This year holds promise for Vietnamese enterprises, says Vu Tien Loc, president of the Viet Nam Chamber of Commerce and Industry in an interview with Nguoi Lao Dong (The Labourer) newspaper.
How do you assess the country's economic situation in 2013 and the government's major policies that impacted Vietnamese enterprises the most?
I should say 2013 left an impressive footprint on the national economic growth, thanks to the government's policy of restructuring the national economy, including State-owned enterprises (SOEs).
In late 2013, to accelerate the restructuring of SOEs, Prime Minister Nguyen Tan Dung signed Decree 204/ND-CP that asked all joint stock companies whose ownership representatives are from the ministry, sector or local governments to return the profits earned from government shares in 2013-14 to the State budget.
The PM also ordered SOEs to withdraw from their non-core investments.
Another measure that left a strong impact on the business community was Viet Nam's active negotiation in international trade agreements, including the Trans Pacific Partnership Agreement (TPP).
These measures indicate the government's resolve to integrate with and follow the rules of the global arena, particularly TPP.

________

▸ Goals:
(1) From the interview on Viet Nam's 2013 economy, list each government or prime-ministerial measure it mentions.
(2) Render this sentence from the interview in Spanish: "The PM also ordered SOEs to withdraw from their non-core investments."
(3) Answer these questions from the interview on Viet Nam's 2013 economy:
(a) What position does Vu Tien Loc hold?
(b) Which decree did Prime Minister Nguyen Tan Dung sign in late 2013?
(c) Which international trade agreement is named?

Source records:
________

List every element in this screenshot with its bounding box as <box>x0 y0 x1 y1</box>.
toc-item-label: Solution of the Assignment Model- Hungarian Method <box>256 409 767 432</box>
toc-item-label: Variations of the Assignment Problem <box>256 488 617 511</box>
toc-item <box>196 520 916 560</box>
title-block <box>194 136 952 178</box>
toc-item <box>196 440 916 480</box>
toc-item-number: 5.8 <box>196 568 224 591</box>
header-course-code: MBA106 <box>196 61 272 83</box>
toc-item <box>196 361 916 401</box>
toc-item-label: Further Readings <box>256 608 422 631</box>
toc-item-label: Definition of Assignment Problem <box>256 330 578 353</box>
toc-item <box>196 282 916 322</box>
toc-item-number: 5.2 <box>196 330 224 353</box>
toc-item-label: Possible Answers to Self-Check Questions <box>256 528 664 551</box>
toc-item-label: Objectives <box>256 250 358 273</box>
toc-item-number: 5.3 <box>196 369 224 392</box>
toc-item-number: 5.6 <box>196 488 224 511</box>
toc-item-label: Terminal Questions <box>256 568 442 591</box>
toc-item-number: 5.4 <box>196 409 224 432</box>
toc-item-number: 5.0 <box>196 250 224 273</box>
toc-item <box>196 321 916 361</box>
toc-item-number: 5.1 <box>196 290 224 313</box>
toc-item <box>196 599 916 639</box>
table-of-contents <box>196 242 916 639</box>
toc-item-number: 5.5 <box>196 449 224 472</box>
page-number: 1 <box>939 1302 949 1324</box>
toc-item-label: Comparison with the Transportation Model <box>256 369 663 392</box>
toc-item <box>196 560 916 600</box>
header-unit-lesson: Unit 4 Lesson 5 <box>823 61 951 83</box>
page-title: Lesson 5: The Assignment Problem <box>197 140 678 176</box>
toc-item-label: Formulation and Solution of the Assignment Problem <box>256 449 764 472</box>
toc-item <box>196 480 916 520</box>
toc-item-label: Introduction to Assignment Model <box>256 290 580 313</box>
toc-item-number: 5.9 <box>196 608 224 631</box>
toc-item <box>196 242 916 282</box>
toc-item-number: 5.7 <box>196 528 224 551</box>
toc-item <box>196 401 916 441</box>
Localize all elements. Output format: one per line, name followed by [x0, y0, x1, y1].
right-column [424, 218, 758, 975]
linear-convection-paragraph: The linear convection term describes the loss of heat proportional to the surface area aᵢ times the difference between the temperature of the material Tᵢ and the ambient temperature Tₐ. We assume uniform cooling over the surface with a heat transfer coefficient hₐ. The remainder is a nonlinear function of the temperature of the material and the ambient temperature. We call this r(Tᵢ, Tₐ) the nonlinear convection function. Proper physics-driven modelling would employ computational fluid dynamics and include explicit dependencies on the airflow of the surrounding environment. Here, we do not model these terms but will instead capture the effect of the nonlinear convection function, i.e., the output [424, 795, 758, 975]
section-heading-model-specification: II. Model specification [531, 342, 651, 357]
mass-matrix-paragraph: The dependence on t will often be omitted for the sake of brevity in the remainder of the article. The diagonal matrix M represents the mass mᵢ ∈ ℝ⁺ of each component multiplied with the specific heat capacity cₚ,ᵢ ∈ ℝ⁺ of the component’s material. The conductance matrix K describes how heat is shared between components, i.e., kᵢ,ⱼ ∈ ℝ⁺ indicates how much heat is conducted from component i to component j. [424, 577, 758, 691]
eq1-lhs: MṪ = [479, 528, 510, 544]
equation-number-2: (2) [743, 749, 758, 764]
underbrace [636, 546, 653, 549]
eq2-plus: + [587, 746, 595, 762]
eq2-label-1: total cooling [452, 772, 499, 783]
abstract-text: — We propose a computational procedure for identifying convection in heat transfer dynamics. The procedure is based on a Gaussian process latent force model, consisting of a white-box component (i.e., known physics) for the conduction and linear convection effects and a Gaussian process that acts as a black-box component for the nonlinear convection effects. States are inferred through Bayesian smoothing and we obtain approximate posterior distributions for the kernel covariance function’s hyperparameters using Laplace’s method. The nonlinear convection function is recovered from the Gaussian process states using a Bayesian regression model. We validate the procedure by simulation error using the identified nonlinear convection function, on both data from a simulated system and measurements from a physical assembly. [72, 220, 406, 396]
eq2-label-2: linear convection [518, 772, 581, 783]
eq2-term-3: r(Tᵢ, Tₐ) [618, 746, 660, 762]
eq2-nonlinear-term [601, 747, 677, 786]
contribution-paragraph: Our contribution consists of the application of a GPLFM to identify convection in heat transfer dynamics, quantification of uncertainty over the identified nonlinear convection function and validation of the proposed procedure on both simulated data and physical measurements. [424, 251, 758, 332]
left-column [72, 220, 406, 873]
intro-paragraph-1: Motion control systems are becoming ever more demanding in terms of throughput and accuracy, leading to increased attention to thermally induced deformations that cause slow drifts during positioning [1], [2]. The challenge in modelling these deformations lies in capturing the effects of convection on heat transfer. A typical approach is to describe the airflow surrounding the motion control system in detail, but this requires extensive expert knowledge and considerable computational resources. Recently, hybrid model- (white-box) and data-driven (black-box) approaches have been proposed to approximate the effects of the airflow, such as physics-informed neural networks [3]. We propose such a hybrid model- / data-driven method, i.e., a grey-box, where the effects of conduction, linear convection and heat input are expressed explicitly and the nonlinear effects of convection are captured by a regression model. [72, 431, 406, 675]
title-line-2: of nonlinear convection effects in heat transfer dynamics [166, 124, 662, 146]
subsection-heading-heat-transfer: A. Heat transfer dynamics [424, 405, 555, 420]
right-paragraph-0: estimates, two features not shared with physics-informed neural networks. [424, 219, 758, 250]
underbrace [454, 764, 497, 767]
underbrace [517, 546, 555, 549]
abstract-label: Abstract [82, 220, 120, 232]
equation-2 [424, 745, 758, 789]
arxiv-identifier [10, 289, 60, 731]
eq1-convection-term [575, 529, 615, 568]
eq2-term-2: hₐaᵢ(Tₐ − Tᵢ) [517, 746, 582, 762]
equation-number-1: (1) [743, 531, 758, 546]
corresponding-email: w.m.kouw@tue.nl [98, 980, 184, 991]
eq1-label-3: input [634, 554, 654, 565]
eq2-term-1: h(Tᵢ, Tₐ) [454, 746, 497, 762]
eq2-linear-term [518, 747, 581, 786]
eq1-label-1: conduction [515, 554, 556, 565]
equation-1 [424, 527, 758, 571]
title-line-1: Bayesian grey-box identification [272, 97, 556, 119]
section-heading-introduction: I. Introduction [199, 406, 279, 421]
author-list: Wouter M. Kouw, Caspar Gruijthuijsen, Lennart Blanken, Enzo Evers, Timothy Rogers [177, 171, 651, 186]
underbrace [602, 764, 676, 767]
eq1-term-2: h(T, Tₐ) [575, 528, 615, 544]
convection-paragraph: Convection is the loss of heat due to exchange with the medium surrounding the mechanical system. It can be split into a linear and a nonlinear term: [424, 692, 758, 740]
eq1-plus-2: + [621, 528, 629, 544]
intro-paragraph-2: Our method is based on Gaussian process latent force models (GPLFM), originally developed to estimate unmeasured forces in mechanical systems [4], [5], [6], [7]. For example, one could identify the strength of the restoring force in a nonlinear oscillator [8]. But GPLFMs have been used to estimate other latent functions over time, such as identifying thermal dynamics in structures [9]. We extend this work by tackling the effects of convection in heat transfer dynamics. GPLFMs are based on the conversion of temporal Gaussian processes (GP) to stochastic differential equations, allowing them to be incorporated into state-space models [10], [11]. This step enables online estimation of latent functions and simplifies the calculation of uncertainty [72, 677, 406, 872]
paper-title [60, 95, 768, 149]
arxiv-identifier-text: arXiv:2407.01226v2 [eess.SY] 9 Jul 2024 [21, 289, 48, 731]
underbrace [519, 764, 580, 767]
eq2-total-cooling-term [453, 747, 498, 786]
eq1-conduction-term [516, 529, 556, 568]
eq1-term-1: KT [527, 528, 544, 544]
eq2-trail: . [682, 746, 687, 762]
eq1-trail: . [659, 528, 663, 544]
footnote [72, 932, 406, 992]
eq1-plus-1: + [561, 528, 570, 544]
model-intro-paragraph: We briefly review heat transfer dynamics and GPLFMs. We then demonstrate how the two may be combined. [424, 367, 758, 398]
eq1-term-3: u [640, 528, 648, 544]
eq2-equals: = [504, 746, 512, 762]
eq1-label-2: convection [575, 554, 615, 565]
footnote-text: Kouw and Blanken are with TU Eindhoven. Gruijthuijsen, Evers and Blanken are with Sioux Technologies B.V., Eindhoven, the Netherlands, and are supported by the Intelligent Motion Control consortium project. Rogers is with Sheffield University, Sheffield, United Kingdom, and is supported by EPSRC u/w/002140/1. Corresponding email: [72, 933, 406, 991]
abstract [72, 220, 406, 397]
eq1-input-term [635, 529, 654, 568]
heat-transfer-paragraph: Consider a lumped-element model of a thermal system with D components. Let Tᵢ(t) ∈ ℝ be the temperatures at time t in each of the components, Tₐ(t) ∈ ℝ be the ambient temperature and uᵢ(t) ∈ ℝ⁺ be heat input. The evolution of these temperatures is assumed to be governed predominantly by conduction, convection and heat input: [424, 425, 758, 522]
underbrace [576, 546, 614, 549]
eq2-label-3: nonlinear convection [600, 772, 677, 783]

________

▸ Answers to the exercise:
(1)
- Restructuring the national economy, including State-owned enterprises (SOEs)
- Decree 204/ND-CP, which asked joint stock companies whose ownership representatives are from the ministry, sector or local governments to return the profits earned from government shares in 2013-14 to the State budget
- An order for SOEs to withdraw from their non-core investments
- Active negotiation in international trade agreements, including the Trans Pacific Partnership Agreement (TPP)

(2) El primer ministro también ordenó a las empresas estatales retirarse de sus inversiones no esenciales.

(3)
(a) President of the Viet Nam Chamber of Commerce and Industry
(b) Decree 204/ND-CP
(c) The Trans Pacific Partnership Agreement (TPP)